Task goal:
Scan the records and identify every line in which the string "цветоводства" occurs, then return those lines.

Information provided:
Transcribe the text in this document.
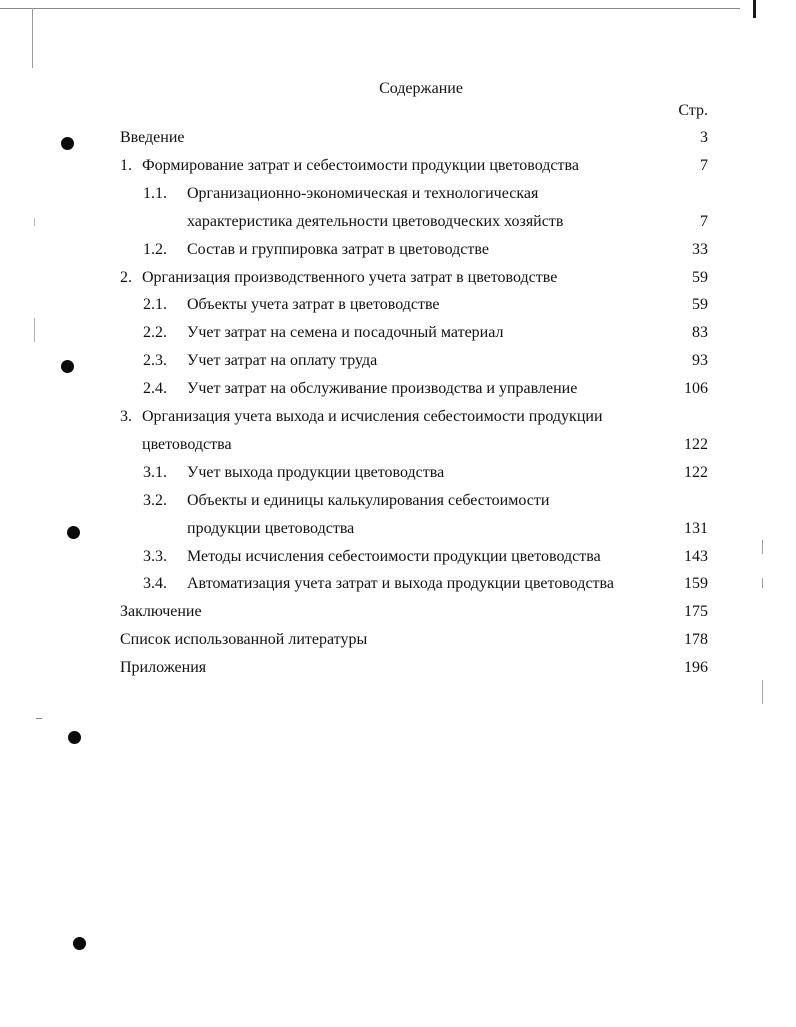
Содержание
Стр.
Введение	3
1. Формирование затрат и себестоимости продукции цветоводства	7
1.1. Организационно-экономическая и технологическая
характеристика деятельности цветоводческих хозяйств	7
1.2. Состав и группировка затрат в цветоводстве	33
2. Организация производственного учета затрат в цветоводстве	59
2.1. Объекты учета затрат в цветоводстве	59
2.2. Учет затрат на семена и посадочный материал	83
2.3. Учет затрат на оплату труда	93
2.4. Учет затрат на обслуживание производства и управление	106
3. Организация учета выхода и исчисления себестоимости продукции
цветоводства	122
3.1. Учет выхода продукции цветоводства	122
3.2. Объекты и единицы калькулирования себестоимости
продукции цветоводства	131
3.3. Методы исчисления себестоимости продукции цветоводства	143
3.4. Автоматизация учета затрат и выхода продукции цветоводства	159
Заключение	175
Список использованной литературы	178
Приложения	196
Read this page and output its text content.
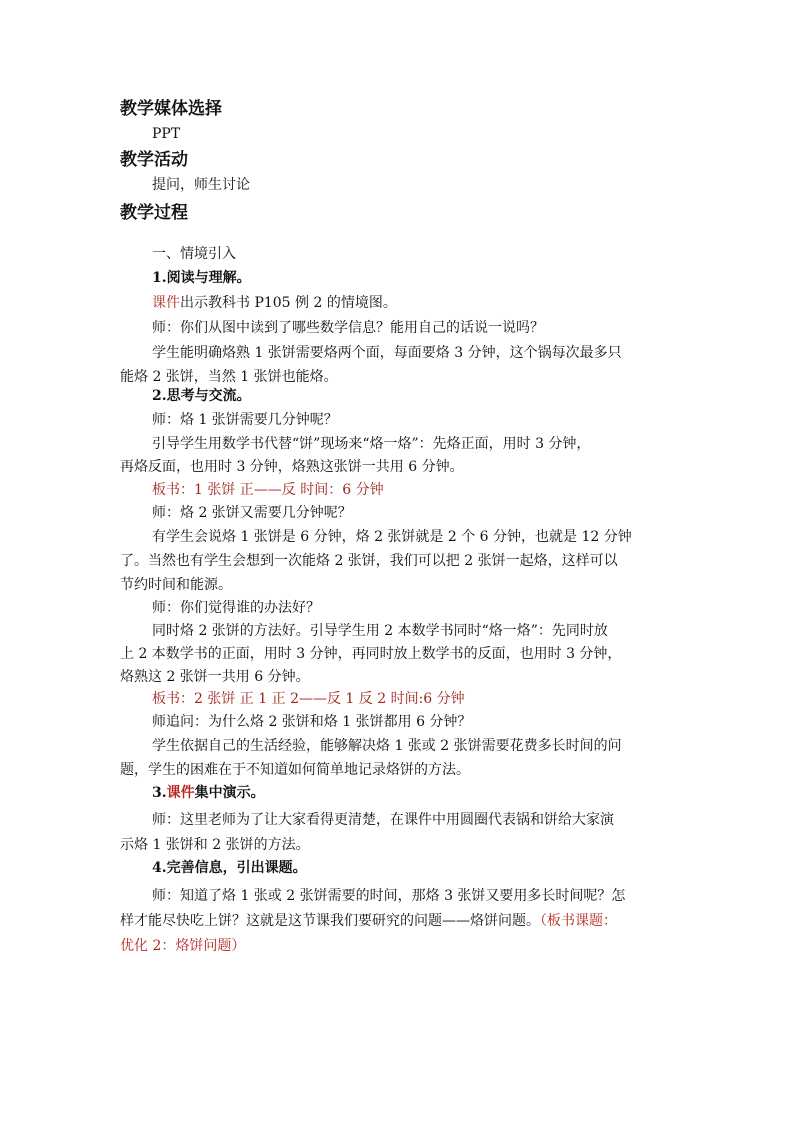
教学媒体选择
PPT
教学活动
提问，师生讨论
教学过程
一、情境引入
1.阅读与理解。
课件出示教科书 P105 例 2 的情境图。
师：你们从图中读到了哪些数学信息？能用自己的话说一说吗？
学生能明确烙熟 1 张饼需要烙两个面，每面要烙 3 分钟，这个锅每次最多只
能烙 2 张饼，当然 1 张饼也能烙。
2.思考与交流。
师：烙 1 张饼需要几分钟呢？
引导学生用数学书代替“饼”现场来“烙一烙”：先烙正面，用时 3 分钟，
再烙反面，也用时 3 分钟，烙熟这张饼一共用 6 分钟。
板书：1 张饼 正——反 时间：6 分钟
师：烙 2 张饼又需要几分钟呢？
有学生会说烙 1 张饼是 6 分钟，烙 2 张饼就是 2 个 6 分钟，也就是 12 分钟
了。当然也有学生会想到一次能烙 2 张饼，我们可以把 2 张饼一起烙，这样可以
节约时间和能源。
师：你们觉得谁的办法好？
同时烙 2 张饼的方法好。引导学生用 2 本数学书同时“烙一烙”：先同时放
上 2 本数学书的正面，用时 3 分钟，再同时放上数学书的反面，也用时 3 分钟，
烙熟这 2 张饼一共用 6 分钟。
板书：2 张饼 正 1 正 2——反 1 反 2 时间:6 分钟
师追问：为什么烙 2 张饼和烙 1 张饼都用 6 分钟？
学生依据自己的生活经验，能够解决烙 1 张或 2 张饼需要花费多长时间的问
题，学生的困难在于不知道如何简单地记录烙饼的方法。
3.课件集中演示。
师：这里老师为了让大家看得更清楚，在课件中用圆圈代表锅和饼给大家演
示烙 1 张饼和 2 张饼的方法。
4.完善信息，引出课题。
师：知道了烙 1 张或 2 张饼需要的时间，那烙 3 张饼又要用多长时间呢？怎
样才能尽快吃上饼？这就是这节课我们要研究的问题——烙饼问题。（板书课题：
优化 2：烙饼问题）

Answer for the task:
1. Формирование затрат и себестоимости продукции цветоводства	7
цветоводства	122
3.1. Учет выхода продукции цветоводства	122
продукции цветоводства	131
3.3. Методы исчисления себестоимости продукции цветоводства	143
3.4. Автоматизация учета затрат и выхода продукции цветоводства	159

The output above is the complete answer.